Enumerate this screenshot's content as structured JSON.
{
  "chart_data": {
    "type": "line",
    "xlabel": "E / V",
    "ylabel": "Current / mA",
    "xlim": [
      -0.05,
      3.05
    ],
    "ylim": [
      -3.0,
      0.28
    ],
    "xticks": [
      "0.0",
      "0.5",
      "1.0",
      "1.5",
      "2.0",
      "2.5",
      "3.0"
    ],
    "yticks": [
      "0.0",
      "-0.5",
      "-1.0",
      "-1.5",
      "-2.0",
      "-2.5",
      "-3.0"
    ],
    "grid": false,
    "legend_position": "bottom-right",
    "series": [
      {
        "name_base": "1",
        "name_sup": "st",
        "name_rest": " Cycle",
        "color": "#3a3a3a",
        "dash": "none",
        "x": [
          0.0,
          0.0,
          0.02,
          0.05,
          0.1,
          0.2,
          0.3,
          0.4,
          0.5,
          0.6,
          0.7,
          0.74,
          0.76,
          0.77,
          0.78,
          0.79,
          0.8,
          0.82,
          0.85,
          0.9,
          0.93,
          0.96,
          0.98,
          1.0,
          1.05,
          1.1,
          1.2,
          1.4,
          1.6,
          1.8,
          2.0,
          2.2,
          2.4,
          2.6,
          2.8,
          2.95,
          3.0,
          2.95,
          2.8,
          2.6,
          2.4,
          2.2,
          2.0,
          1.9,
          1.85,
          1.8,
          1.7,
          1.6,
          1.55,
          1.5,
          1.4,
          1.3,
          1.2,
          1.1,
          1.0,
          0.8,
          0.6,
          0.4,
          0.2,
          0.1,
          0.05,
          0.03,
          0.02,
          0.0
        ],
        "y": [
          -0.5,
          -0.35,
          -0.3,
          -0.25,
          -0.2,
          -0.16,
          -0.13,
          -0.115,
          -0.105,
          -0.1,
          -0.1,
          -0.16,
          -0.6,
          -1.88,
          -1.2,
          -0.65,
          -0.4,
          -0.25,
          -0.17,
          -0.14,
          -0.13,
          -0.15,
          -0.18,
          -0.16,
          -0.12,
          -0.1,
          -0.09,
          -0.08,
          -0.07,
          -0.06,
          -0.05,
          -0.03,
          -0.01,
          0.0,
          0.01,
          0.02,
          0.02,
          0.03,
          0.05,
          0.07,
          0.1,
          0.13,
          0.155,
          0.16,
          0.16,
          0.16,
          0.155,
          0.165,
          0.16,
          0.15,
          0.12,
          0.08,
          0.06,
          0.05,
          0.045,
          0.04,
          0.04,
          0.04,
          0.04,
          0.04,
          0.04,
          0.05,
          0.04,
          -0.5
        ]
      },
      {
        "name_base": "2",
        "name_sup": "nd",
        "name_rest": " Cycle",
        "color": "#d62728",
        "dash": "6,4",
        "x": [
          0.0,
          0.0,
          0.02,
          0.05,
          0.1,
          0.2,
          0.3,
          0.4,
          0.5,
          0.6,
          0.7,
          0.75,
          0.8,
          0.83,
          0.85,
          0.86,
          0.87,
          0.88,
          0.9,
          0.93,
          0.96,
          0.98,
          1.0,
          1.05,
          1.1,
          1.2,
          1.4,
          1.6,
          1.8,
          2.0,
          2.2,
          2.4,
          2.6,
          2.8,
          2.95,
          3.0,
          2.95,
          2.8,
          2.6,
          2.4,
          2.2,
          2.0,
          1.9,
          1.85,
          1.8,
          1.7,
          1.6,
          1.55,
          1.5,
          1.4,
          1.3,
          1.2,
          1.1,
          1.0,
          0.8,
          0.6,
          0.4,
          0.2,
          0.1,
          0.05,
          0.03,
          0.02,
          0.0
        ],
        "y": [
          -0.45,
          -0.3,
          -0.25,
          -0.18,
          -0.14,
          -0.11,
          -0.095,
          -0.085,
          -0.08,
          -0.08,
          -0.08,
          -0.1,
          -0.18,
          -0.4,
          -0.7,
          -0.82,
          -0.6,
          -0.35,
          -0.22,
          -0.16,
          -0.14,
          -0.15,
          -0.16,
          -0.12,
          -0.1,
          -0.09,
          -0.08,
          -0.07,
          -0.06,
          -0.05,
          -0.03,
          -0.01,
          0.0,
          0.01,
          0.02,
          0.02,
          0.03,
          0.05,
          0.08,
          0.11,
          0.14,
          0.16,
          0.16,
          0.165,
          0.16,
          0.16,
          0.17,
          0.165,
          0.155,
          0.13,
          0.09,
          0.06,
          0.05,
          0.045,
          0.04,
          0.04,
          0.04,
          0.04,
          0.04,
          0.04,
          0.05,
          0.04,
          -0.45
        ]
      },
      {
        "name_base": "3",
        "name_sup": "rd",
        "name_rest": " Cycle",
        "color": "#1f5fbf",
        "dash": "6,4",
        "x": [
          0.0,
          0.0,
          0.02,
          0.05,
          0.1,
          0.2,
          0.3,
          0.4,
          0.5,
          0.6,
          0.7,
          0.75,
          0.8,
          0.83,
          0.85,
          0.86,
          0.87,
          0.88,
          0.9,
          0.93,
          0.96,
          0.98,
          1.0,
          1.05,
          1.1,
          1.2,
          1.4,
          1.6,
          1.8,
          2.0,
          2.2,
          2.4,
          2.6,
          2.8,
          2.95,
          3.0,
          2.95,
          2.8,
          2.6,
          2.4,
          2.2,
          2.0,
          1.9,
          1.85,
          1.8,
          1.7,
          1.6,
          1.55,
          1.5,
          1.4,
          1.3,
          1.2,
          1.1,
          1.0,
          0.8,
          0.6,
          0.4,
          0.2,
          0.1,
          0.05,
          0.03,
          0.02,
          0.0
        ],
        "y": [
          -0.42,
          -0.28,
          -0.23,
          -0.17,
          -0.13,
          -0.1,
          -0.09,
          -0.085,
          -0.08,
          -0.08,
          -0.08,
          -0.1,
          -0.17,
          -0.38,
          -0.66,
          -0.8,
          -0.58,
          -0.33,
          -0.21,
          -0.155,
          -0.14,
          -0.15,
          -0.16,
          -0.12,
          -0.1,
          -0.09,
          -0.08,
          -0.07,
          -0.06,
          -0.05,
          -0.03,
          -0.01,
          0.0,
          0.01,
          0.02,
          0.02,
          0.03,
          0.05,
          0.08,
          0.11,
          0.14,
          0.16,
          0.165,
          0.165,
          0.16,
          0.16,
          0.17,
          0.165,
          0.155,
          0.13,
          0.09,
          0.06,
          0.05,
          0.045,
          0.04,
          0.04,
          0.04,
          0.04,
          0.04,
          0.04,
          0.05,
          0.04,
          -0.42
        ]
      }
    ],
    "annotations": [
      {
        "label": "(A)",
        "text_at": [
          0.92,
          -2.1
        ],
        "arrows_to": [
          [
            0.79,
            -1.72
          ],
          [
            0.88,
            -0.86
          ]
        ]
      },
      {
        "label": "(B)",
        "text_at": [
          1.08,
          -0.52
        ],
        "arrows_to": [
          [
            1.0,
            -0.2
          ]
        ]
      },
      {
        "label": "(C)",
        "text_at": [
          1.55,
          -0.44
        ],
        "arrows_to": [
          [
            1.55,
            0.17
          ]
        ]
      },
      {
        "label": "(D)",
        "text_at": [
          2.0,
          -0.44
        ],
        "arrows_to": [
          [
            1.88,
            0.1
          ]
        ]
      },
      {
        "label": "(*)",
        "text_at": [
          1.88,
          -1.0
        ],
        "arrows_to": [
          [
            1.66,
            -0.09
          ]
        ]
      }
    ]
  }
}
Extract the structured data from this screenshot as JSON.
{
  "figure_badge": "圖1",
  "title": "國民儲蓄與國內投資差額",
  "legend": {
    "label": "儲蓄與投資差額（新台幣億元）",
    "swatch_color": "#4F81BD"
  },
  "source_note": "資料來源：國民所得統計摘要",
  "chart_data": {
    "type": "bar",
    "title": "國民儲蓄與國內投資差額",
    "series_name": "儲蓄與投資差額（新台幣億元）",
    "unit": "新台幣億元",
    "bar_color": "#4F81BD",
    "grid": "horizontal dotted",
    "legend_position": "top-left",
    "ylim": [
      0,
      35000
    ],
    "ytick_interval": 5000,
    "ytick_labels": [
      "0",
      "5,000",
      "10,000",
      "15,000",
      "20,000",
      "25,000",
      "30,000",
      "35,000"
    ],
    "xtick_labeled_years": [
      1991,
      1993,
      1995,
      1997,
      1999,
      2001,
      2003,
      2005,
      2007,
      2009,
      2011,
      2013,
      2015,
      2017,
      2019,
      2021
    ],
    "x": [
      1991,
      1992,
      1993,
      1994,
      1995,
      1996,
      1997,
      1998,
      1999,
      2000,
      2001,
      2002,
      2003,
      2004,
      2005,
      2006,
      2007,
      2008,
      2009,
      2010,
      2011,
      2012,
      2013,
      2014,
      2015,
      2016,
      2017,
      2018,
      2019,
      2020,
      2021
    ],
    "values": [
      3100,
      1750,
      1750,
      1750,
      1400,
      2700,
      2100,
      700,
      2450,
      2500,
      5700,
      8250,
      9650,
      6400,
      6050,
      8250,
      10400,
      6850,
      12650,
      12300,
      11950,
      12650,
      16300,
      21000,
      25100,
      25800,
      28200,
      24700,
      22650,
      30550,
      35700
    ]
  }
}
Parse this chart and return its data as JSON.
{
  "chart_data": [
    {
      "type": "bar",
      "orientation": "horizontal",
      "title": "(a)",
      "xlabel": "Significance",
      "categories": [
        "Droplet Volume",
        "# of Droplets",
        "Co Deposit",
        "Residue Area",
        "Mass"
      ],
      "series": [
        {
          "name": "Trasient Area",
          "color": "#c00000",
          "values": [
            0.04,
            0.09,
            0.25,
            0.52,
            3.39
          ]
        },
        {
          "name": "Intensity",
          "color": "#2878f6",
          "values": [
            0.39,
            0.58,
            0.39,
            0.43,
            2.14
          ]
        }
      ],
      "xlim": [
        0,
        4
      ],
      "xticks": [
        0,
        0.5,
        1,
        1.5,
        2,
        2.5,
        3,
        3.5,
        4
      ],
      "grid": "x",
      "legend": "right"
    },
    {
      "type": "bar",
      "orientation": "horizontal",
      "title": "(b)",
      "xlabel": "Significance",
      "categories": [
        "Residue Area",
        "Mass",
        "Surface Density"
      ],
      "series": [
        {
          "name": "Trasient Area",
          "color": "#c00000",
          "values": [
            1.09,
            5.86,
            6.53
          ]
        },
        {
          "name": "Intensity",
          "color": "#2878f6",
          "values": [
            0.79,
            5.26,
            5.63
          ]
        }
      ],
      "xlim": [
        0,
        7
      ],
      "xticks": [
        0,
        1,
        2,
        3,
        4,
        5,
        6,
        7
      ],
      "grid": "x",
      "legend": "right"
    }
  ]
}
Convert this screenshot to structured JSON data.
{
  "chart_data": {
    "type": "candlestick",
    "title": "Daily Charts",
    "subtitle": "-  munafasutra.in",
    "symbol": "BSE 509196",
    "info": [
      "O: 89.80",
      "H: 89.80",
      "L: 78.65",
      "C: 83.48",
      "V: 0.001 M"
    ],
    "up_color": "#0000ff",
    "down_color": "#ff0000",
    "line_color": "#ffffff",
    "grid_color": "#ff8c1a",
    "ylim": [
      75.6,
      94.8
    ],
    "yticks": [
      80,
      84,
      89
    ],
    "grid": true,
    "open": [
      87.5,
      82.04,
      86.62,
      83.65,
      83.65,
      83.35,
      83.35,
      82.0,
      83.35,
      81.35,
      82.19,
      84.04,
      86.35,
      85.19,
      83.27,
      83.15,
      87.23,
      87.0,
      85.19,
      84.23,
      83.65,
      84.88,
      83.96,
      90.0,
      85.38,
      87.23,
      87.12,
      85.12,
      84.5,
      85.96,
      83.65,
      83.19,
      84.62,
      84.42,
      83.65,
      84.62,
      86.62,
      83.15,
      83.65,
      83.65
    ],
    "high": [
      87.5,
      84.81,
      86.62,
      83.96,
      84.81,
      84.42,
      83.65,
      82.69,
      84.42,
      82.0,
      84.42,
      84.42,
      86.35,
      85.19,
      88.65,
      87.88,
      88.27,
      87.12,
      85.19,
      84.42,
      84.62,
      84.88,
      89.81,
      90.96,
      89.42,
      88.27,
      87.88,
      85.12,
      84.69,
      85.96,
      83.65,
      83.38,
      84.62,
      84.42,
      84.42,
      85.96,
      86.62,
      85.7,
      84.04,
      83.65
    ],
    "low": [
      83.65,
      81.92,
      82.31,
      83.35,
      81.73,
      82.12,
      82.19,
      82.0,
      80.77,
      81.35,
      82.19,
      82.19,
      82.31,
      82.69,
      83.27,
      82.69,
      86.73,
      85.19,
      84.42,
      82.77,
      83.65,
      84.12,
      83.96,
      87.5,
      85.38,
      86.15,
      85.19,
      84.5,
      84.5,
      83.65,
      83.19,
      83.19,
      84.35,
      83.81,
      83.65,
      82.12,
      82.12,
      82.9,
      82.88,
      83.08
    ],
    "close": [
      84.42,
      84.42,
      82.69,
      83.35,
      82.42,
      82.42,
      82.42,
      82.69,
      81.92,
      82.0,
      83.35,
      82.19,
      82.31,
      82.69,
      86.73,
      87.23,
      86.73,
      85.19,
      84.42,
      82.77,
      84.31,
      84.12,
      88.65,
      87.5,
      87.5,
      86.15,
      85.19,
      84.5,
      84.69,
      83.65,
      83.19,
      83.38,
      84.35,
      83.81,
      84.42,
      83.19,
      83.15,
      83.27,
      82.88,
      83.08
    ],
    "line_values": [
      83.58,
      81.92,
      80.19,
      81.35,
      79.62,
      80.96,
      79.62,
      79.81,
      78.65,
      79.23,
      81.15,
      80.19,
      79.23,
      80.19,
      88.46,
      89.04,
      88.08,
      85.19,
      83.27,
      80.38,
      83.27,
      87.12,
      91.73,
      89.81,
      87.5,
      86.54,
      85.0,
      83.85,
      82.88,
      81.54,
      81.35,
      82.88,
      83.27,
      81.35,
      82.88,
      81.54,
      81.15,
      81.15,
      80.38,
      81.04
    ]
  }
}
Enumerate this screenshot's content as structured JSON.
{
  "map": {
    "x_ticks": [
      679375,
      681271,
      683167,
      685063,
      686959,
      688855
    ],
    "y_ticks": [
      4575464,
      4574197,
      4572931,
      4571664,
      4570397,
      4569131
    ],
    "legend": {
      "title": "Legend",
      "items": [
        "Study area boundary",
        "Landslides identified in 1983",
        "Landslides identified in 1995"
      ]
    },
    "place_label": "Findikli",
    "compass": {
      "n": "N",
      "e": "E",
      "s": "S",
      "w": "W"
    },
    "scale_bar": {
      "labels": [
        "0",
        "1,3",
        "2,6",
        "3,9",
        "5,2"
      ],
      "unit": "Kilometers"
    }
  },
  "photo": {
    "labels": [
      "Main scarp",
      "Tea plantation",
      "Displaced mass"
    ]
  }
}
━━━━━━━━━━
Gather each line from the listing above that holds "新台幣億元".

    "label": "儲蓄與投資差額（新台幣億元）",
    "series_name": "儲蓄與投資差額（新台幣億元）",
    "unit": "新台幣億元",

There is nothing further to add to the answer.